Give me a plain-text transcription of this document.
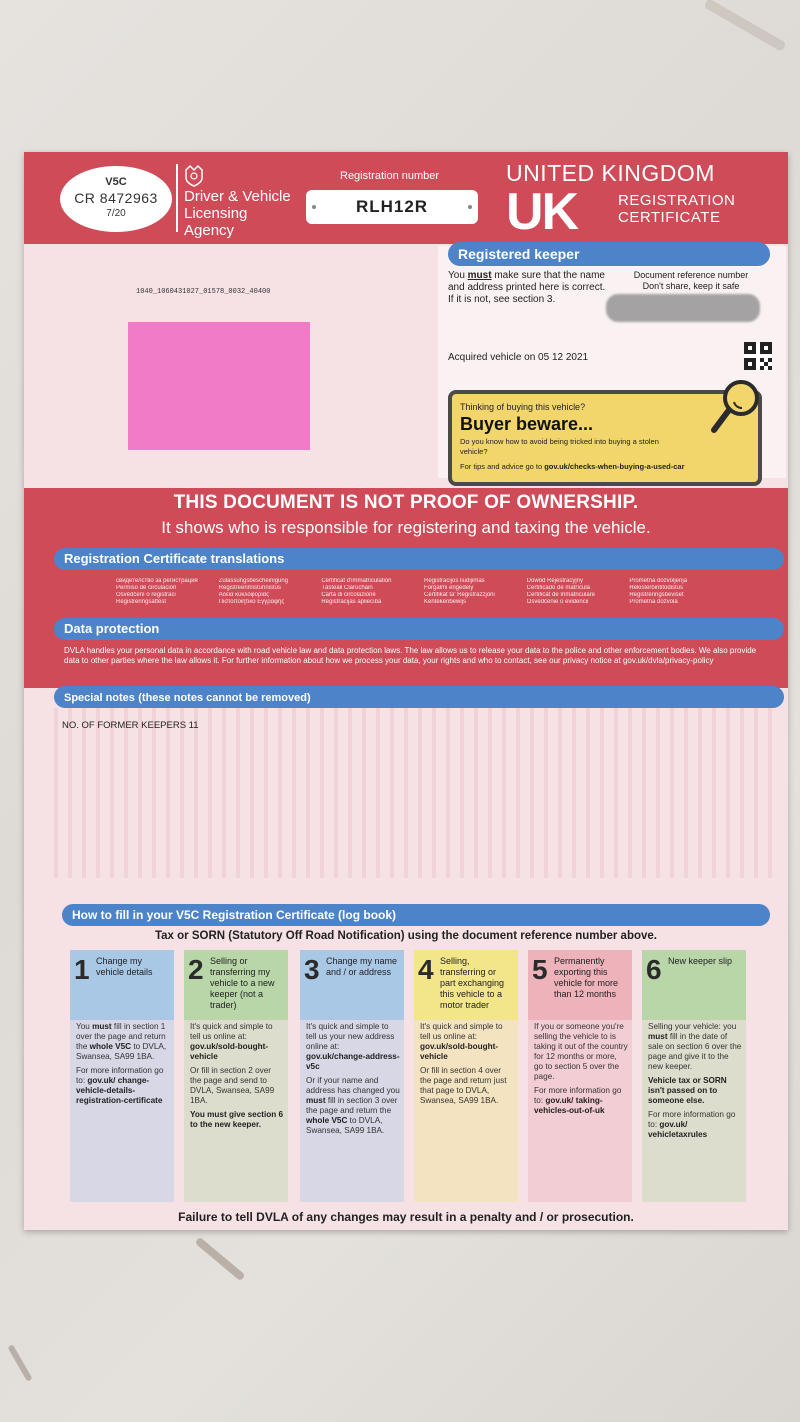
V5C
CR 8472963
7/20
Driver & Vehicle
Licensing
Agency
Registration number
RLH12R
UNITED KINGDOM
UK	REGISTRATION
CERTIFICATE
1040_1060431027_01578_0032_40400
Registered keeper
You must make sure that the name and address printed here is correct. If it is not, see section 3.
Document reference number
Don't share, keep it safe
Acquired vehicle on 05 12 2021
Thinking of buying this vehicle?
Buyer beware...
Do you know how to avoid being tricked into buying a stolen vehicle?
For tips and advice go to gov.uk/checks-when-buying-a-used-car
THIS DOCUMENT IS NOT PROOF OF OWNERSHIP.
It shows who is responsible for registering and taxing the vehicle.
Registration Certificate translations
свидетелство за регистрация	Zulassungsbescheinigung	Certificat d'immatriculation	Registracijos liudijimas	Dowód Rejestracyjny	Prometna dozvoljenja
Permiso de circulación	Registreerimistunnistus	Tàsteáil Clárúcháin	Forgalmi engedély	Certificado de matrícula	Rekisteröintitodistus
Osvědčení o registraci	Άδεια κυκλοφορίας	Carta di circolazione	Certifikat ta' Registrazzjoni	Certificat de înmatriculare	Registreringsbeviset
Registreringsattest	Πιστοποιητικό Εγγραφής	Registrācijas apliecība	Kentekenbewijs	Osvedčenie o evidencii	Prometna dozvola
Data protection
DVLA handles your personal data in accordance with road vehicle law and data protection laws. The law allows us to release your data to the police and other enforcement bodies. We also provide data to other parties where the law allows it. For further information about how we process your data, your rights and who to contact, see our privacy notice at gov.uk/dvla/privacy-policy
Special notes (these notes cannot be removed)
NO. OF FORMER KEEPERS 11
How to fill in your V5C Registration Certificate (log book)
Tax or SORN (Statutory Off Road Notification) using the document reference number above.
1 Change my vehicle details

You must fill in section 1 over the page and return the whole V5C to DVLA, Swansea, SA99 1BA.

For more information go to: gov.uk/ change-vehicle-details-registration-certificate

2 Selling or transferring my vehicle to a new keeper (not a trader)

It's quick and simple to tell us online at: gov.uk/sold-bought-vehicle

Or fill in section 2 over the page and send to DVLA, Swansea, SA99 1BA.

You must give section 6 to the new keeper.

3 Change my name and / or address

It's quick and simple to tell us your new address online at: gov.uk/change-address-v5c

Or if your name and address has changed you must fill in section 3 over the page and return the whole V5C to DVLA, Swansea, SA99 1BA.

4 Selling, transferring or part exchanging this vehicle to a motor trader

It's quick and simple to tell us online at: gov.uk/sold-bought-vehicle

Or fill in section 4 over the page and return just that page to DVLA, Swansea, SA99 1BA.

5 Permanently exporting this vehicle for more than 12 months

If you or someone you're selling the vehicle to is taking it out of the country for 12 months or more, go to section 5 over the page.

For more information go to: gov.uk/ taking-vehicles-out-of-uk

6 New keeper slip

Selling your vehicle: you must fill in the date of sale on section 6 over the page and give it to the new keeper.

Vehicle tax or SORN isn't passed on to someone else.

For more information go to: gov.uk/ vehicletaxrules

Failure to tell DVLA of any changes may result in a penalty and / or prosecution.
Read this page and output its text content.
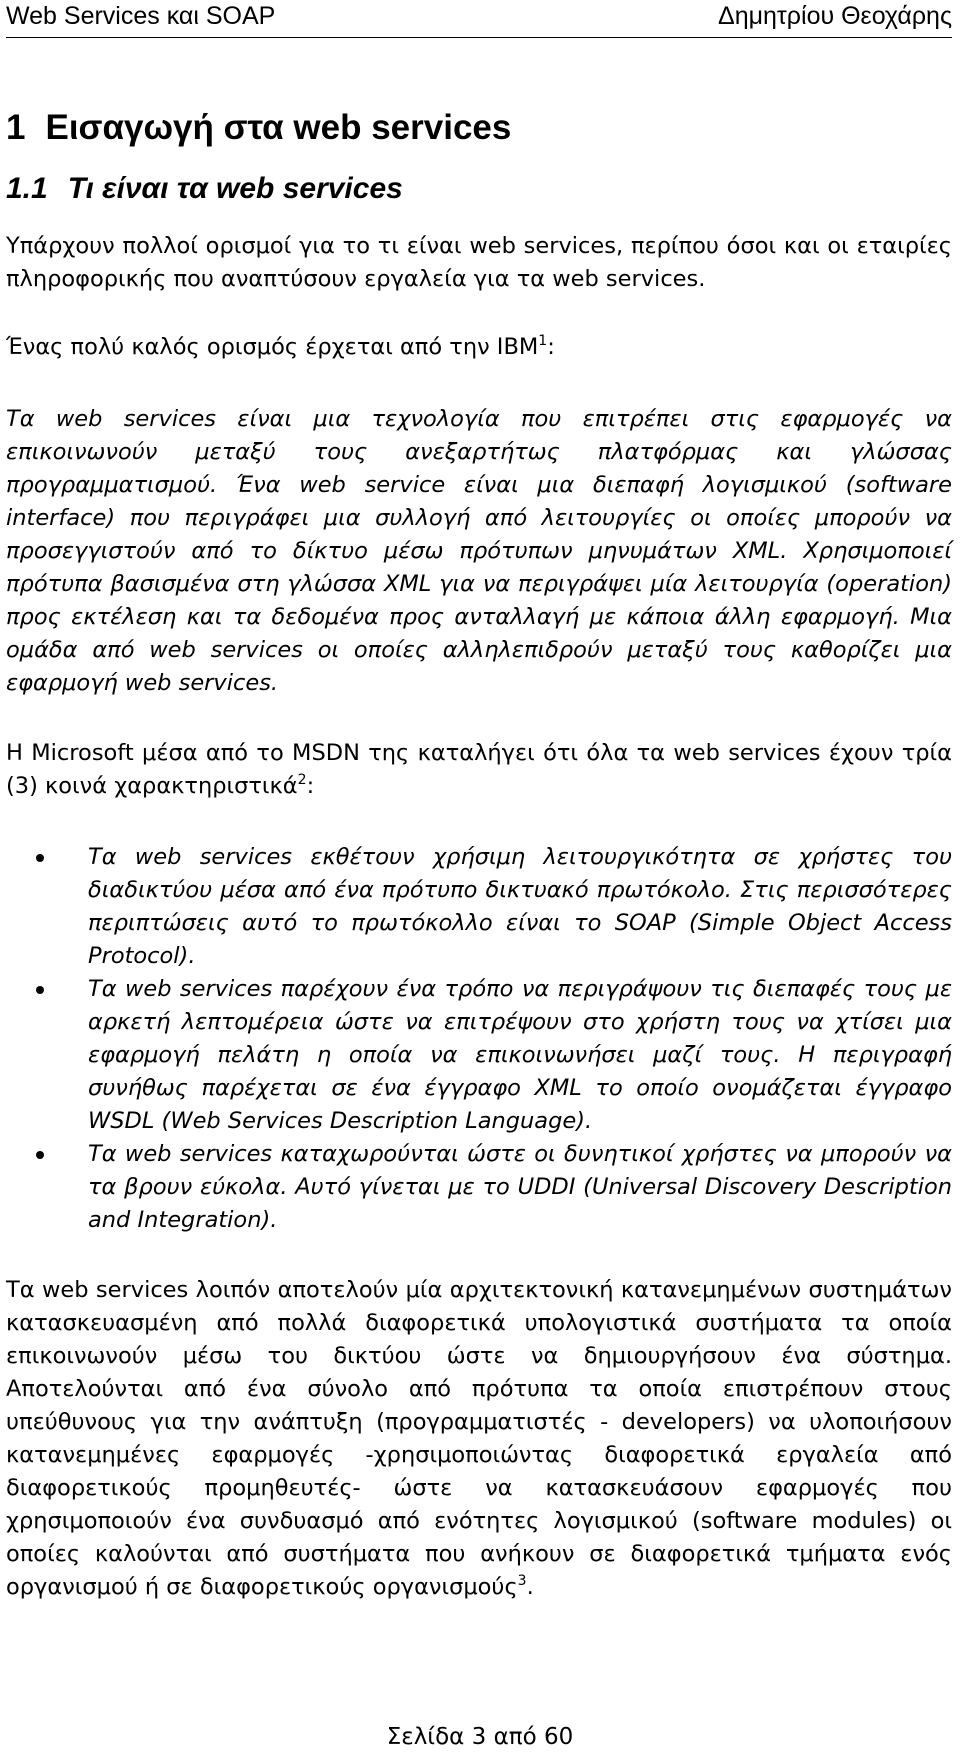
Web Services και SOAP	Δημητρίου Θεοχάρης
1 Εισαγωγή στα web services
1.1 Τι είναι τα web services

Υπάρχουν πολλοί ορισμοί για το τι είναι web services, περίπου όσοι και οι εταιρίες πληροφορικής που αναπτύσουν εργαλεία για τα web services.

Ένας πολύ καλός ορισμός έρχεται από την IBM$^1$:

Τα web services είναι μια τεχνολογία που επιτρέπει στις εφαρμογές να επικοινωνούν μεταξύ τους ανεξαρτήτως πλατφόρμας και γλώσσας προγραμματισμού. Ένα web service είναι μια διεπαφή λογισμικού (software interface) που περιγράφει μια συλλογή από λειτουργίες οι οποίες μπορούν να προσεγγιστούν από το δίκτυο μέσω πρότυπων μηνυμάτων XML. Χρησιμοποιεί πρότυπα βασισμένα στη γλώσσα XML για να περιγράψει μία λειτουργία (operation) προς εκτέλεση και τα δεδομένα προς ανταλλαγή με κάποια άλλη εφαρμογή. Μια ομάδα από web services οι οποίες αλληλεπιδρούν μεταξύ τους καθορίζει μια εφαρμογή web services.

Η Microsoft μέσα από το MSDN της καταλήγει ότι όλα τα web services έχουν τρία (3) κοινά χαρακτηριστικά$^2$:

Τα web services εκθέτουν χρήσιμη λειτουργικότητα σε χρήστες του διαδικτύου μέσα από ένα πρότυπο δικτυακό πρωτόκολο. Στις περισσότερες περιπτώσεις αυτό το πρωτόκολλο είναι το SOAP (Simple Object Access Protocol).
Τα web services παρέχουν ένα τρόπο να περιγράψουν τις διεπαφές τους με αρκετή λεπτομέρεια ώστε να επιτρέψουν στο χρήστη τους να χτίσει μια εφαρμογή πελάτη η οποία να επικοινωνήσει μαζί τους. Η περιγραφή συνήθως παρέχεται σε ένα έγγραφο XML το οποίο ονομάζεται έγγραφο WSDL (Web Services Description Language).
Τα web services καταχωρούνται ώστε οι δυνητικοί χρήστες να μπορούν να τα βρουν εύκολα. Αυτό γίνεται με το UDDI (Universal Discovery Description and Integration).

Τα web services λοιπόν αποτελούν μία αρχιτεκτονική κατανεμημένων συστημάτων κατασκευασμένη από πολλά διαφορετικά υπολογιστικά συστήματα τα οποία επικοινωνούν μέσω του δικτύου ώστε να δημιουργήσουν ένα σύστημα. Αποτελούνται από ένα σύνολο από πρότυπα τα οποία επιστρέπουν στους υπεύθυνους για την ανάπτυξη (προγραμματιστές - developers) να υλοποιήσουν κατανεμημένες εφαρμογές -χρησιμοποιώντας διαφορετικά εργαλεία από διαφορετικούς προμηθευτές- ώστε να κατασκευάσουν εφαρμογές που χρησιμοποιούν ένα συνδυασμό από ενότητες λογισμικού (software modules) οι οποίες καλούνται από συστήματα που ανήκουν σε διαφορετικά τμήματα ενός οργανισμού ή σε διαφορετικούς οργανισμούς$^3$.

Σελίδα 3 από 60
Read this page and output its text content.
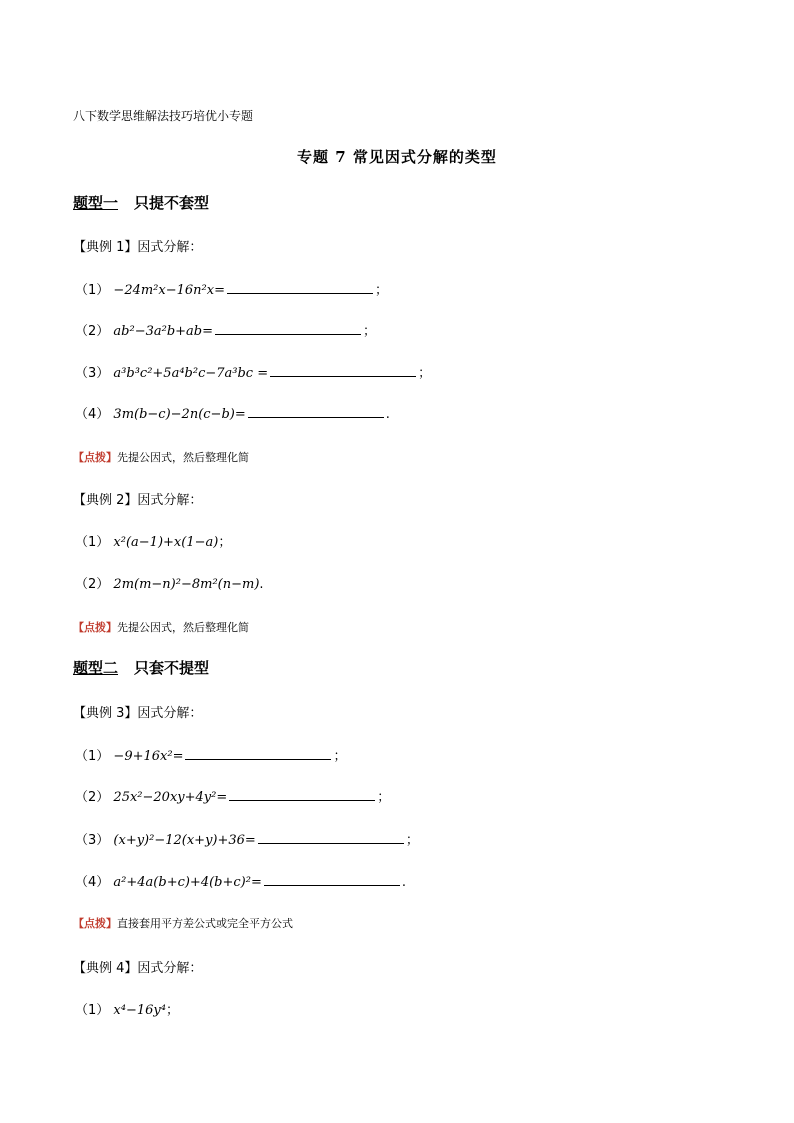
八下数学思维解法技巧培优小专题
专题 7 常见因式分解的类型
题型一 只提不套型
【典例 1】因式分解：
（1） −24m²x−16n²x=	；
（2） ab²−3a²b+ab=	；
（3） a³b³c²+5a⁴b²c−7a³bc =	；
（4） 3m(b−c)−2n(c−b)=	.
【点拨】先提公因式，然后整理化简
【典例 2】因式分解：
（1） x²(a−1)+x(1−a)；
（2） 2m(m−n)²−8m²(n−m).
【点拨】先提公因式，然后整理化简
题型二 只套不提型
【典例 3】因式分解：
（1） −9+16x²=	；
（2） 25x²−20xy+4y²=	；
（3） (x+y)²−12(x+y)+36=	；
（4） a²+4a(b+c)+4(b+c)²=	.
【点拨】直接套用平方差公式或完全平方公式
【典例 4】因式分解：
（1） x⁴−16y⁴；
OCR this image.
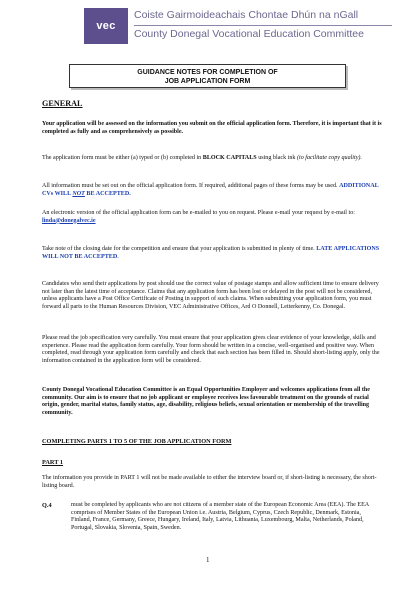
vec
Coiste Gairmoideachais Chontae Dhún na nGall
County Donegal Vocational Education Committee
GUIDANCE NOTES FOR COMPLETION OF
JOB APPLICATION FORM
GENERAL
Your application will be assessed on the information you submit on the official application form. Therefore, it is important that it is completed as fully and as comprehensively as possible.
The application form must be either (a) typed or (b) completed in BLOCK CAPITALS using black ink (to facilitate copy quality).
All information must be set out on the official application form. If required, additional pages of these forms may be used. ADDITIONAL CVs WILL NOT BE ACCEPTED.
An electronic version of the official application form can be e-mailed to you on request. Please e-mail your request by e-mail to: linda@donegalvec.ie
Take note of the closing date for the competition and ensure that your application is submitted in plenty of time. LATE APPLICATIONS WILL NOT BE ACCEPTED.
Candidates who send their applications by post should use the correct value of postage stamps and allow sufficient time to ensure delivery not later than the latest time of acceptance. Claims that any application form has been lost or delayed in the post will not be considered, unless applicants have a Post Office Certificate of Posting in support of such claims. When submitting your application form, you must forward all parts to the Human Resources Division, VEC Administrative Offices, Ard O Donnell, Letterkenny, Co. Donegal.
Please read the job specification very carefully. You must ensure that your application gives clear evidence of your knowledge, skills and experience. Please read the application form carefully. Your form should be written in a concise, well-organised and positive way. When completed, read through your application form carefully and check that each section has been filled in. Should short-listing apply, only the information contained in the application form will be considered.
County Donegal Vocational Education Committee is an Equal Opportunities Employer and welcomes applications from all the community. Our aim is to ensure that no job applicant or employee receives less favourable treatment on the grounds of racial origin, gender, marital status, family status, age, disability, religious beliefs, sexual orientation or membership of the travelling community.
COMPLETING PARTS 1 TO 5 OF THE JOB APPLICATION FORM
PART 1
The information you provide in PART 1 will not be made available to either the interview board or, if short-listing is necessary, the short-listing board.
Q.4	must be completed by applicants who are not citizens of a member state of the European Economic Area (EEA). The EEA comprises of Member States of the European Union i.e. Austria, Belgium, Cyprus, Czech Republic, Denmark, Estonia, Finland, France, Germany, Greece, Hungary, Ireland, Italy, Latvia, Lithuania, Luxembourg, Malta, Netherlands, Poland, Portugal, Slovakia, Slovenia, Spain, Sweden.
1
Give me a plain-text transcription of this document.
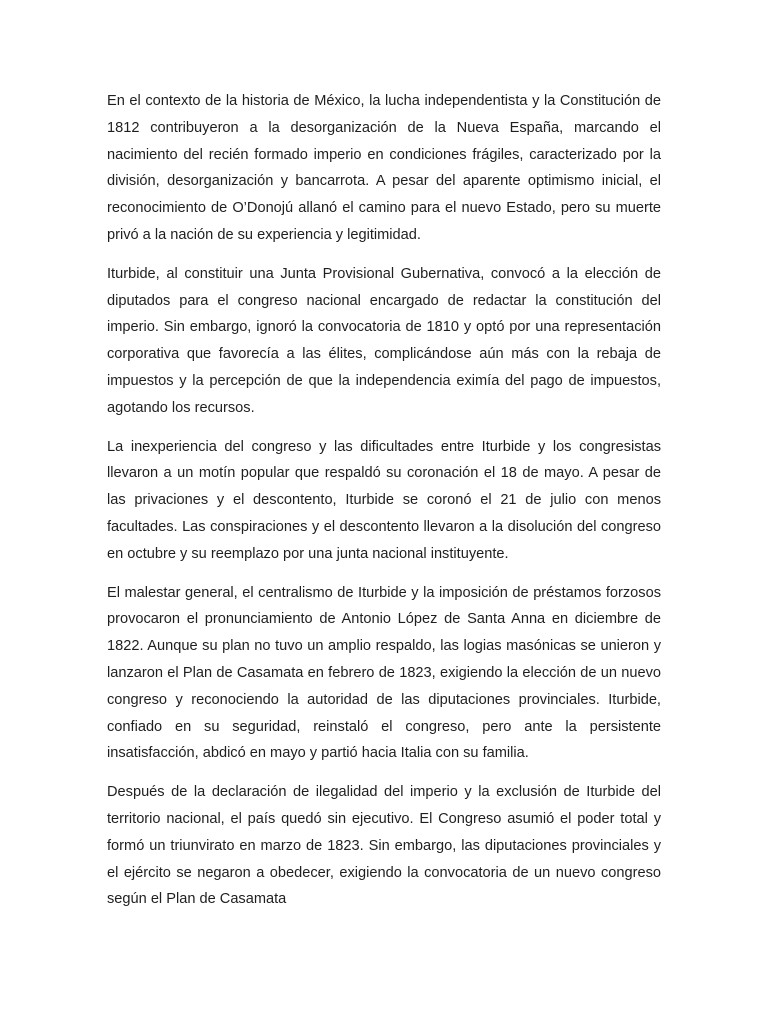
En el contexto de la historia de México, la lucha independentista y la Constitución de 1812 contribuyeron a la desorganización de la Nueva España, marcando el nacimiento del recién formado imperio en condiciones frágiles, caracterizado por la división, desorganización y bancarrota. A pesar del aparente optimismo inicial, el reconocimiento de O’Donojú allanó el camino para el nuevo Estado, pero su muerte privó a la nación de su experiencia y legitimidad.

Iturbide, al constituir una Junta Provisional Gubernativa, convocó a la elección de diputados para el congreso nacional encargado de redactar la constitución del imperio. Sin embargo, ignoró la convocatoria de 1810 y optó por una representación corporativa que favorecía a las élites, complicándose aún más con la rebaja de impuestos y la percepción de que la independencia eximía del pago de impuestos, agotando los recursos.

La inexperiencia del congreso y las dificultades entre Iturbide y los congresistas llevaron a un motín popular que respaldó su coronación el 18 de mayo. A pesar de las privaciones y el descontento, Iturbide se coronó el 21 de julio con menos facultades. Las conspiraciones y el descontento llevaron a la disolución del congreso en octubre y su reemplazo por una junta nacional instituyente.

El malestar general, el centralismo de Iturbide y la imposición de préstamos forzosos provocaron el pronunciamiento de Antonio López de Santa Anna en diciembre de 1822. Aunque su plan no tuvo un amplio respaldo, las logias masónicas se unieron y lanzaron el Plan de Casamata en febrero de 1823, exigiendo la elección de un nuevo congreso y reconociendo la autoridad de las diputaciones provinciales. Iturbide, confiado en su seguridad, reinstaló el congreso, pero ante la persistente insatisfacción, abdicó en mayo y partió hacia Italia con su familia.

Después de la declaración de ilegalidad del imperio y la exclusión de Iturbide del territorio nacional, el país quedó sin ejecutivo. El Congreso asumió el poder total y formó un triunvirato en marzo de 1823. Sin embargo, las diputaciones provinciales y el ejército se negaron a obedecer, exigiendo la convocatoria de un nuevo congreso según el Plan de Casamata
####
Request » How many of the lines above hold the word "tell"? Give only that number.

Solution for this problem » 4